Rows from a dataset

◆ ◆ ◆ ◆ ◆

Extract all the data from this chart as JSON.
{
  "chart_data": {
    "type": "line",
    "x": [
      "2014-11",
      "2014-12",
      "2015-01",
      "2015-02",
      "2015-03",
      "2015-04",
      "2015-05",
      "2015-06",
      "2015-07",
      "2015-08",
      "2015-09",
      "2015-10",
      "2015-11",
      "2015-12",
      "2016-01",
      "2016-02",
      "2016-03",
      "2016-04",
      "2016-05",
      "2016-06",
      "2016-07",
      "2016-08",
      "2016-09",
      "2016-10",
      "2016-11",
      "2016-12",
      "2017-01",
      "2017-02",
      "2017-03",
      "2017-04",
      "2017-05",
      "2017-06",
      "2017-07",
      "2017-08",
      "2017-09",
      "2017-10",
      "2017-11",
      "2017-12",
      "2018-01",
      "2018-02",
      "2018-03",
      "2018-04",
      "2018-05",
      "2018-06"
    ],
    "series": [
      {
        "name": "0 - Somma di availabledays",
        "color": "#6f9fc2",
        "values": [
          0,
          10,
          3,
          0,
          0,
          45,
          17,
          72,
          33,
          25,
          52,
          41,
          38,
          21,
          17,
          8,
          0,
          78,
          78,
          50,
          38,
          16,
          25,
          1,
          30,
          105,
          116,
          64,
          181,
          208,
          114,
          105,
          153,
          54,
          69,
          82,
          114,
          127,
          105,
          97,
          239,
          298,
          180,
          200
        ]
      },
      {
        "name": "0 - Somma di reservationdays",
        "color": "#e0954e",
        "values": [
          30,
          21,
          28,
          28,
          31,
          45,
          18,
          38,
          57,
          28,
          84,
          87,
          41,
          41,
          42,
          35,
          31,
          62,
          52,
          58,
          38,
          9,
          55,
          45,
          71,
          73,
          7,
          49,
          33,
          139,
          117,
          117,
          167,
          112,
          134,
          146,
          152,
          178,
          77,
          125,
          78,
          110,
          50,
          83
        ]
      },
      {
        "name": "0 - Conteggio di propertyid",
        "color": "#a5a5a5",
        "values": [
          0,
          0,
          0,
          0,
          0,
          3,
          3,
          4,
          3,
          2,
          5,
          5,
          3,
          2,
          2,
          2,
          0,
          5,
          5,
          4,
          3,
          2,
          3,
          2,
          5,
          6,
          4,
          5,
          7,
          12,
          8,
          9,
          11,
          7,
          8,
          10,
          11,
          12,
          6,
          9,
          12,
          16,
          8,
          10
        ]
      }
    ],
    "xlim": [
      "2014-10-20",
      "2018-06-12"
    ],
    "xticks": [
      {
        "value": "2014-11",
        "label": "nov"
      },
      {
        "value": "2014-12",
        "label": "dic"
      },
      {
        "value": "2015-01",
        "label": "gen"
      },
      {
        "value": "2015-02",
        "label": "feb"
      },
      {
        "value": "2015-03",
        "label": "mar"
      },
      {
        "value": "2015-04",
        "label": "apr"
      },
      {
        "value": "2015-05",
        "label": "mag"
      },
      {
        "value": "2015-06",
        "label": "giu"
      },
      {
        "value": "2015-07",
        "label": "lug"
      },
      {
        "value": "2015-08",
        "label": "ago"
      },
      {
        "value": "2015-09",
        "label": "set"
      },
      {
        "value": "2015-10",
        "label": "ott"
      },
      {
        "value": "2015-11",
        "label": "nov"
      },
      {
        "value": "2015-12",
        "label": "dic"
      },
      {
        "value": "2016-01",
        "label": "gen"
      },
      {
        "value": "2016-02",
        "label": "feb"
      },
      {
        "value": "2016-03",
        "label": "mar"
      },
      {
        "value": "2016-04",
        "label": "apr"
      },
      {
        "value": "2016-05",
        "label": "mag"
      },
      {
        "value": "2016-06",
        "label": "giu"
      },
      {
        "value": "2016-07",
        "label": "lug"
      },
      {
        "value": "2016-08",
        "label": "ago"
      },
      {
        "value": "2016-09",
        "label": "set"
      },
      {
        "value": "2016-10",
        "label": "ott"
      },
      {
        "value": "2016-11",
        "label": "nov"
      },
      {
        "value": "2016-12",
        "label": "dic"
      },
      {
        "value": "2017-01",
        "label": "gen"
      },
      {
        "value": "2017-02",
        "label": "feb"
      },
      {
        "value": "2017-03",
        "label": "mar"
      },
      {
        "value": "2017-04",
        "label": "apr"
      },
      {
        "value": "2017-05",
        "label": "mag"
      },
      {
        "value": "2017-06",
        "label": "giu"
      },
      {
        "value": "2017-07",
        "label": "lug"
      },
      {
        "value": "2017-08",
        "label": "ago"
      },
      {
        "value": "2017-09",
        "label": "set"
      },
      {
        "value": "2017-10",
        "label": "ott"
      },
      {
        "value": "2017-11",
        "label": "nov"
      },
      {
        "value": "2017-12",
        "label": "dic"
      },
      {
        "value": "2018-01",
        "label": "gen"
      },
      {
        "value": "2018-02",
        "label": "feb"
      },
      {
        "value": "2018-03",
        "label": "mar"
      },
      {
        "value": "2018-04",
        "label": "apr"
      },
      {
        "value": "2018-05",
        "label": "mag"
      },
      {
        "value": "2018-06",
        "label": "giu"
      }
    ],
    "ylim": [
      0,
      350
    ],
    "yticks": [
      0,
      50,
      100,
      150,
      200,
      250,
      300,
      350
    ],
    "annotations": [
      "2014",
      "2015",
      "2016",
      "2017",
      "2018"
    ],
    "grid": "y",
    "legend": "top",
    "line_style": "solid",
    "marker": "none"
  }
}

◆ ◆ ◆ ◆ ◆

§ **Stated goal**: Copy each line from the records above that includes the string "name".

§ **Exercise output**:
        "name": "0 - Somma di availabledays",
        "name": "0 - Somma di reservationdays",
        "name": "0 - Conteggio di propertyid",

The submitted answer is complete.